» Instructions for the task: Will you print the material below without altering a single character?

Dataset rows:
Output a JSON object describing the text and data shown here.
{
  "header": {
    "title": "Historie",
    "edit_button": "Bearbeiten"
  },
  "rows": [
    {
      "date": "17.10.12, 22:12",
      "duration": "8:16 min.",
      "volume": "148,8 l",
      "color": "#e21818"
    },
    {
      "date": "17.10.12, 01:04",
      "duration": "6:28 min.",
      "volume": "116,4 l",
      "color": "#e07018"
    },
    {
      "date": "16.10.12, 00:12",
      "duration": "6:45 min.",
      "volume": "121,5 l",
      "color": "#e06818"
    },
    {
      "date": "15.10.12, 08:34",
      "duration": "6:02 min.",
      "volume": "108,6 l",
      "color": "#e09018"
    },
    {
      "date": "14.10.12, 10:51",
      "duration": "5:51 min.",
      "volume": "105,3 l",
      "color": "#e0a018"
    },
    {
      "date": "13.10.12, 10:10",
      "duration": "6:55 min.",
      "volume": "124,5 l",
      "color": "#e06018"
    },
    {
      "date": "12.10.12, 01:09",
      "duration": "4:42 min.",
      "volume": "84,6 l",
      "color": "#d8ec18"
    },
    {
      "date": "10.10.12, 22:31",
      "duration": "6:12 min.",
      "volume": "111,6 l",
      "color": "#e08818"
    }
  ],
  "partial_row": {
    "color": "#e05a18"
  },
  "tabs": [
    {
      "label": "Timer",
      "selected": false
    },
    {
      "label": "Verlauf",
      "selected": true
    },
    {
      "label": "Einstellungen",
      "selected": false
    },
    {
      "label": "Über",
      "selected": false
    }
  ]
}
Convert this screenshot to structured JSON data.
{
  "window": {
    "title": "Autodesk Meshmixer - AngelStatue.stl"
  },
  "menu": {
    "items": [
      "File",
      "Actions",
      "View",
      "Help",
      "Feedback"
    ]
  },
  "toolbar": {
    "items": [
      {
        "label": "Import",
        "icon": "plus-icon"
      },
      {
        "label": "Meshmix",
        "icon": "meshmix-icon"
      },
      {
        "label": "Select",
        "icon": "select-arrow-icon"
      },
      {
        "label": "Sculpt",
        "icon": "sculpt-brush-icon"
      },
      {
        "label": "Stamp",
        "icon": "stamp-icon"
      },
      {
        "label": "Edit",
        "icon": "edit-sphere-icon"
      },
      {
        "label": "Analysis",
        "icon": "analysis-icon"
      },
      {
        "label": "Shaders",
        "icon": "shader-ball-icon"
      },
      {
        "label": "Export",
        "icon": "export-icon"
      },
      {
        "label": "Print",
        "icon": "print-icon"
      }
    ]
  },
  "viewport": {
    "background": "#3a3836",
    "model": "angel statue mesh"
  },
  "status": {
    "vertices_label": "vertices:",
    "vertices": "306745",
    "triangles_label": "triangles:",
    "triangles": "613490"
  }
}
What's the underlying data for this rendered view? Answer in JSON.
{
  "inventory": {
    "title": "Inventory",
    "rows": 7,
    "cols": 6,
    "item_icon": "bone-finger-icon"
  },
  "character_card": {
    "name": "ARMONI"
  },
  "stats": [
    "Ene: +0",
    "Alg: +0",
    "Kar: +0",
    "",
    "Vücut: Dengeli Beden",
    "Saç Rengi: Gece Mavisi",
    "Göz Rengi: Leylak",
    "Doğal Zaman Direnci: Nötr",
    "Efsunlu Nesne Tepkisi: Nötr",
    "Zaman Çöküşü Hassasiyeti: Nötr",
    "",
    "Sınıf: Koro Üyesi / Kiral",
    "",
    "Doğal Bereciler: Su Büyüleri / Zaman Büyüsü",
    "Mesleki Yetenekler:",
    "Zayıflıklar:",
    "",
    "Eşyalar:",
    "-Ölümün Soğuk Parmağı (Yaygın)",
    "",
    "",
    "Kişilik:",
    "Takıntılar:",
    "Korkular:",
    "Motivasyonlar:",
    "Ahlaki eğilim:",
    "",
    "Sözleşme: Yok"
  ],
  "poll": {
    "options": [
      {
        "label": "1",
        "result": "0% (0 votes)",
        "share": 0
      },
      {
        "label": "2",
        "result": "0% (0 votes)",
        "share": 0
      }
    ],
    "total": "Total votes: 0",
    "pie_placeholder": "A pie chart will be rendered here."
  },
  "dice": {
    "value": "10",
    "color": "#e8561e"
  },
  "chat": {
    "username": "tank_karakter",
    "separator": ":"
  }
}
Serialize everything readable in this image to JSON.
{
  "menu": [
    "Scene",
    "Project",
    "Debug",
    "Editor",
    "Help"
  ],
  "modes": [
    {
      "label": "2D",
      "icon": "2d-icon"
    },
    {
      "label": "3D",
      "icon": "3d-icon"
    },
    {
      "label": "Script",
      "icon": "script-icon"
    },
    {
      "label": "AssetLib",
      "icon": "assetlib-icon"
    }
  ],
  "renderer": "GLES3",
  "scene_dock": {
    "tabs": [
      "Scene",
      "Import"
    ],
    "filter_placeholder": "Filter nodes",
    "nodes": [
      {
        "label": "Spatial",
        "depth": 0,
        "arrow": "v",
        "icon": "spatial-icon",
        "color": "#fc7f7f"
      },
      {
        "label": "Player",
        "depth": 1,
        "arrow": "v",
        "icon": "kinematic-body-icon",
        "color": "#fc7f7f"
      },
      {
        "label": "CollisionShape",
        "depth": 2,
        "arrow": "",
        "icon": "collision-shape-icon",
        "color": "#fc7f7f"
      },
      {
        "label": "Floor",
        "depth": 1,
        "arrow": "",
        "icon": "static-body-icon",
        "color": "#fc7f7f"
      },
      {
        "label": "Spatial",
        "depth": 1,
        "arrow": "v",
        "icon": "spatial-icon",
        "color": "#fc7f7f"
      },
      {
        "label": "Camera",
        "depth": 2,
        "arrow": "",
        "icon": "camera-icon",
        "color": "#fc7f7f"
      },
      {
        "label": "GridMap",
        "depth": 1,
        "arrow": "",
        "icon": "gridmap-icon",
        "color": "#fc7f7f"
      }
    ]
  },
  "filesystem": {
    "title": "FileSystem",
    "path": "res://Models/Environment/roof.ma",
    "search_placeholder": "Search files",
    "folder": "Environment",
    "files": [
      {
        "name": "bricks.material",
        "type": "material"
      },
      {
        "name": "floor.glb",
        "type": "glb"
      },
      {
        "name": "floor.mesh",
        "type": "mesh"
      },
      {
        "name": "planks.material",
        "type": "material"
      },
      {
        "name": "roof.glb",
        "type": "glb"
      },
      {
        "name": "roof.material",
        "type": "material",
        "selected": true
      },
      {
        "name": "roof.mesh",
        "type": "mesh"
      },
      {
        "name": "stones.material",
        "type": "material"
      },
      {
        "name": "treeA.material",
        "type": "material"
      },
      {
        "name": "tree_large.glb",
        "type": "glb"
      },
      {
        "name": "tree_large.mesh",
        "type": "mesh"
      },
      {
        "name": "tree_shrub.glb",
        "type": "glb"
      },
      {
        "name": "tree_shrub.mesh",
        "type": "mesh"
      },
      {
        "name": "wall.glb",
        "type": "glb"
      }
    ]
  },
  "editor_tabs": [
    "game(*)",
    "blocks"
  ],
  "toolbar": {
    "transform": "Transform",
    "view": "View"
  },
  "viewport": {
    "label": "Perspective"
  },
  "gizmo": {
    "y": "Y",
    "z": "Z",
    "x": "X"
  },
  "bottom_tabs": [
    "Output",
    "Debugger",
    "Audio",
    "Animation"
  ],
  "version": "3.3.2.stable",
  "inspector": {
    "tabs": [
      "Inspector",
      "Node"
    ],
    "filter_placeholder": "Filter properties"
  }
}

» Response for this exercise:
Output a JSON object describing the text and data shown here.
{
  "header": {
    "title": "Historie",
    "edit_button": "Bearbeiten"
  },
  "rows": [
    {
      "date": "17.10.12, 22:12",
      "duration": "8:16 min.",
      "volume": "148,8 l",
      "color": "#e21818"
    },
    {
      "date": "17.10.12, 01:04",
      "duration": "6:28 min.",
      "volume": "116,4 l",
      "color": "#e07018"
    },
    {
      "date": "16.10.12, 00:12",
      "duration": "6:45 min.",
      "volume": "121,5 l",
      "color": "#e06818"
    },
    {
      "date": "15.10.12, 08:34",
      "duration": "6:02 min.",
      "volume": "108,6 l",
      "color": "#e09018"
    },
    {
      "date": "14.10.12, 10:51",
      "duration": "5:51 min.",
      "volume": "105,3 l",
      "color": "#e0a018"
    },
    {
      "date": "13.10.12, 10:10",
      "duration": "6:55 min.",
      "volume": "124,5 l",
      "color": "#e06018"
    },
    {
      "date": "12.10.12, 01:09",
      "duration": "4:42 min.",
      "volume": "84,6 l",
      "color": "#d8ec18"
    },
    {
      "date": "10.10.12, 22:31",
      "duration": "6:12 min.",
      "volume": "111,6 l",
      "color": "#e08818"
    }
  ],
  "partial_row": {
    "color": "#e05a18"
  },
  "tabs": [
    {
      "label": "Timer",
      "selected": false
    },
    {
      "label": "Verlauf",
      "selected": true
    },
    {
      "label": "Einstellungen",
      "selected": false
    },
    {
      "label": "Über",
      "selected": false
    }
  ]
}
Convert this screenshot to structured JSON data.
{
  "window": {
    "title": "Autodesk Meshmixer - AngelStatue.stl"
  },
  "menu": {
    "items": [
      "File",
      "Actions",
      "View",
      "Help",
      "Feedback"
    ]
  },
  "toolbar": {
    "items": [
      {
        "label": "Import",
        "icon": "plus-icon"
      },
      {
        "label": "Meshmix",
        "icon": "meshmix-icon"
      },
      {
        "label": "Select",
        "icon": "select-arrow-icon"
      },
      {
        "label": "Sculpt",
        "icon": "sculpt-brush-icon"
      },
      {
        "label": "Stamp",
        "icon": "stamp-icon"
      },
      {
        "label": "Edit",
        "icon": "edit-sphere-icon"
      },
      {
        "label": "Analysis",
        "icon": "analysis-icon"
      },
      {
        "label": "Shaders",
        "icon": "shader-ball-icon"
      },
      {
        "label": "Export",
        "icon": "export-icon"
      },
      {
        "label": "Print",
        "icon": "print-icon"
      }
    ]
  },
  "viewport": {
    "background": "#3a3836",
    "model": "angel statue mesh"
  },
  "status": {
    "vertices_label": "vertices:",
    "vertices": "306745",
    "triangles_label": "triangles:",
    "triangles": "613490"
  }
}
What's the underlying data for this rendered view? Answer in JSON.
{
  "inventory": {
    "title": "Inventory",
    "rows": 7,
    "cols": 6,
    "item_icon": "bone-finger-icon"
  },
  "character_card": {
    "name": "ARMONI"
  },
  "stats": [
    "Ene: +0",
    "Alg: +0",
    "Kar: +0",
    "",
    "Vücut: Dengeli Beden",
    "Saç Rengi: Gece Mavisi",
    "Göz Rengi: Leylak",
    "Doğal Zaman Direnci: Nötr",
    "Efsunlu Nesne Tepkisi: Nötr",
    "Zaman Çöküşü Hassasiyeti: Nötr",
    "",
    "Sınıf: Koro Üyesi / Kiral",
    "",
    "Doğal Bereciler: Su Büyüleri / Zaman Büyüsü",
    "Mesleki Yetenekler:",
    "Zayıflıklar:",
    "",
    "Eşyalar:",
    "-Ölümün Soğuk Parmağı (Yaygın)",
    "",
    "",
    "Kişilik:",
    "Takıntılar:",
    "Korkular:",
    "Motivasyonlar:",
    "Ahlaki eğilim:",
    "",
    "Sözleşme: Yok"
  ],
  "poll": {
    "options": [
      {
        "label": "1",
        "result": "0% (0 votes)",
        "share": 0
      },
      {
        "label": "2",
        "result": "0% (0 votes)",
        "share": 0
      }
    ],
    "total": "Total votes: 0",
    "pie_placeholder": "A pie chart will be rendered here."
  },
  "dice": {
    "value": "10",
    "color": "#e8561e"
  },
  "chat": {
    "username": "tank_karakter",
    "separator": ":"
  }
}
Serialize everything readable in this image to JSON.
{
  "menu": [
    "Scene",
    "Project",
    "Debug",
    "Editor",
    "Help"
  ],
  "modes": [
    {
      "label": "2D",
      "icon": "2d-icon"
    },
    {
      "label": "3D",
      "icon": "3d-icon"
    },
    {
      "label": "Script",
      "icon": "script-icon"
    },
    {
      "label": "AssetLib",
      "icon": "assetlib-icon"
    }
  ],
  "renderer": "GLES3",
  "scene_dock": {
    "tabs": [
      "Scene",
      "Import"
    ],
    "filter_placeholder": "Filter nodes",
    "nodes": [
      {
        "label": "Spatial",
        "depth": 0,
        "arrow": "v",
        "icon": "spatial-icon",
        "color": "#fc7f7f"
      },
      {
        "label": "Player",
        "depth": 1,
        "arrow": "v",
        "icon": "kinematic-body-icon",
        "color": "#fc7f7f"
      },
      {
        "label": "CollisionShape",
        "depth": 2,
        "arrow": "",
        "icon": "collision-shape-icon",
        "color": "#fc7f7f"
      },
      {
        "label": "Floor",
        "depth": 1,
        "arrow": "",
        "icon": "static-body-icon",
        "color": "#fc7f7f"
      },
      {
        "label": "Spatial",
        "depth": 1,
        "arrow": "v",
        "icon": "spatial-icon",
        "color": "#fc7f7f"
      },
      {
        "label": "Camera",
        "depth": 2,
        "arrow": "",
        "icon": "camera-icon",
        "color": "#fc7f7f"
      },
      {
        "label": "GridMap",
        "depth": 1,
        "arrow": "",
        "icon": "gridmap-icon",
        "color": "#fc7f7f"
      }
    ]
  },
  "filesystem": {
    "title": "FileSystem",
    "path": "res://Models/Environment/roof.ma",
    "search_placeholder": "Search files",
    "folder": "Environment",
    "files": [
      {
        "name": "bricks.material",
        "type": "material"
      },
      {
        "name": "floor.glb",
        "type": "glb"
      },
      {
        "name": "floor.mesh",
        "type": "mesh"
      },
      {
        "name": "planks.material",
        "type": "material"
      },
      {
        "name": "roof.glb",
        "type": "glb"
      },
      {
        "name": "roof.material",
        "type": "material",
        "selected": true
      },
      {
        "name": "roof.mesh",
        "type": "mesh"
      },
      {
        "name": "stones.material",
        "type": "material"
      },
      {
        "name": "treeA.material",
        "type": "material"
      },
      {
        "name": "tree_large.glb",
        "type": "glb"
      },
      {
        "name": "tree_large.mesh",
        "type": "mesh"
      },
      {
        "name": "tree_shrub.glb",
        "type": "glb"
      },
      {
        "name": "tree_shrub.mesh",
        "type": "mesh"
      },
      {
        "name": "wall.glb",
        "type": "glb"
      }
    ]
  },
  "editor_tabs": [
    "game(*)",
    "blocks"
  ],
  "toolbar": {
    "transform": "Transform",
    "view": "View"
  },
  "viewport": {
    "label": "Perspective"
  },
  "gizmo": {
    "y": "Y",
    "z": "Z",
    "x": "X"
  },
  "bottom_tabs": [
    "Output",
    "Debugger",
    "Audio",
    "Animation"
  ],
  "version": "3.3.2.stable",
  "inspector": {
    "tabs": [
      "Inspector",
      "Node"
    ],
    "filter_placeholder": "Filter properties"
  }
}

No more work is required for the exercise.